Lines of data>
:::

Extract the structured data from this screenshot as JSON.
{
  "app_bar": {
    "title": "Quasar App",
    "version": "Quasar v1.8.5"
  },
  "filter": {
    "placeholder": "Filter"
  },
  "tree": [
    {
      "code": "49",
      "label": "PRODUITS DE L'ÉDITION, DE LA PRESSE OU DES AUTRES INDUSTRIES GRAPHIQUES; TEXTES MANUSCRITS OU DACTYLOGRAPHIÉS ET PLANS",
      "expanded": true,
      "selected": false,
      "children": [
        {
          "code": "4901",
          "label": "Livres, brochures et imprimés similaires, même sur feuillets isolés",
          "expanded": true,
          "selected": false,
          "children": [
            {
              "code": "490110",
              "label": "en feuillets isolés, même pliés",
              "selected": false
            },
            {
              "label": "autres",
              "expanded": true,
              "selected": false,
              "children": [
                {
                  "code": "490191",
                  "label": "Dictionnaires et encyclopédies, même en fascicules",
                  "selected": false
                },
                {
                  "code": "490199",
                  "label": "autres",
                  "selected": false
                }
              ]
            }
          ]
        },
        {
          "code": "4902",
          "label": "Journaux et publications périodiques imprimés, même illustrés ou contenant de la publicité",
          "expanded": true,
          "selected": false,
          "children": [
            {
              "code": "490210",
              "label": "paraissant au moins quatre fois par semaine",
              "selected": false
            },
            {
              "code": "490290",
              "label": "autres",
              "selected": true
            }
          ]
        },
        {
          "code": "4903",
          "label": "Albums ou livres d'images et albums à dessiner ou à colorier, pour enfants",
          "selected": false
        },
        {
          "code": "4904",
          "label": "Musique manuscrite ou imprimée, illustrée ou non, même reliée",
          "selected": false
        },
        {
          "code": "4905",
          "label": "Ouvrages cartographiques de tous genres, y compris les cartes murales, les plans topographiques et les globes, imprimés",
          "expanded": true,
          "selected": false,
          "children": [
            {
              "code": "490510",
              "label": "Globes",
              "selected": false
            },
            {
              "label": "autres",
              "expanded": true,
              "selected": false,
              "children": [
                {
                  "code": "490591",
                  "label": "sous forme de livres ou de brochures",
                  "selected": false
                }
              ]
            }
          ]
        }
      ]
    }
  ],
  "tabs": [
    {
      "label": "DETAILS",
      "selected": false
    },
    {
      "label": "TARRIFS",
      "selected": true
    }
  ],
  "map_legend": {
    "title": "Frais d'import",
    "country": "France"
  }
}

:::

Directive> Write out the material exactly as given.

Finished task>
Extract the structured data from this screenshot as JSON.
{
  "app_bar": {
    "title": "Quasar App",
    "version": "Quasar v1.8.5"
  },
  "filter": {
    "placeholder": "Filter"
  },
  "tree": [
    {
      "code": "49",
      "label": "PRODUITS DE L'ÉDITION, DE LA PRESSE OU DES AUTRES INDUSTRIES GRAPHIQUES; TEXTES MANUSCRITS OU DACTYLOGRAPHIÉS ET PLANS",
      "expanded": true,
      "selected": false,
      "children": [
        {
          "code": "4901",
          "label": "Livres, brochures et imprimés similaires, même sur feuillets isolés",
          "expanded": true,
          "selected": false,
          "children": [
            {
              "code": "490110",
              "label": "en feuillets isolés, même pliés",
              "selected": false
            },
            {
              "label": "autres",
              "expanded": true,
              "selected": false,
              "children": [
                {
                  "code": "490191",
                  "label": "Dictionnaires et encyclopédies, même en fascicules",
                  "selected": false
                },
                {
                  "code": "490199",
                  "label": "autres",
                  "selected": false
                }
              ]
            }
          ]
        },
        {
          "code": "4902",
          "label": "Journaux et publications périodiques imprimés, même illustrés ou contenant de la publicité",
          "expanded": true,
          "selected": false,
          "children": [
            {
              "code": "490210",
              "label": "paraissant au moins quatre fois par semaine",
              "selected": false
            },
            {
              "code": "490290",
              "label": "autres",
              "selected": true
            }
          ]
        },
        {
          "code": "4903",
          "label": "Albums ou livres d'images et albums à dessiner ou à colorier, pour enfants",
          "selected": false
        },
        {
          "code": "4904",
          "label": "Musique manuscrite ou imprimée, illustrée ou non, même reliée",
          "selected": false
        },
        {
          "code": "4905",
          "label": "Ouvrages cartographiques de tous genres, y compris les cartes murales, les plans topographiques et les globes, imprimés",
          "expanded": true,
          "selected": false,
          "children": [
            {
              "code": "490510",
              "label": "Globes",
              "selected": false
            },
            {
              "label": "autres",
              "expanded": true,
              "selected": false,
              "children": [
                {
                  "code": "490591",
                  "label": "sous forme de livres ou de brochures",
                  "selected": false
                }
              ]
            }
          ]
        }
      ]
    }
  ],
  "tabs": [
    {
      "label": "DETAILS",
      "selected": false
    },
    {
      "label": "TARRIFS",
      "selected": true
    }
  ],
  "map_legend": {
    "title": "Frais d'import",
    "country": "France"
  }
}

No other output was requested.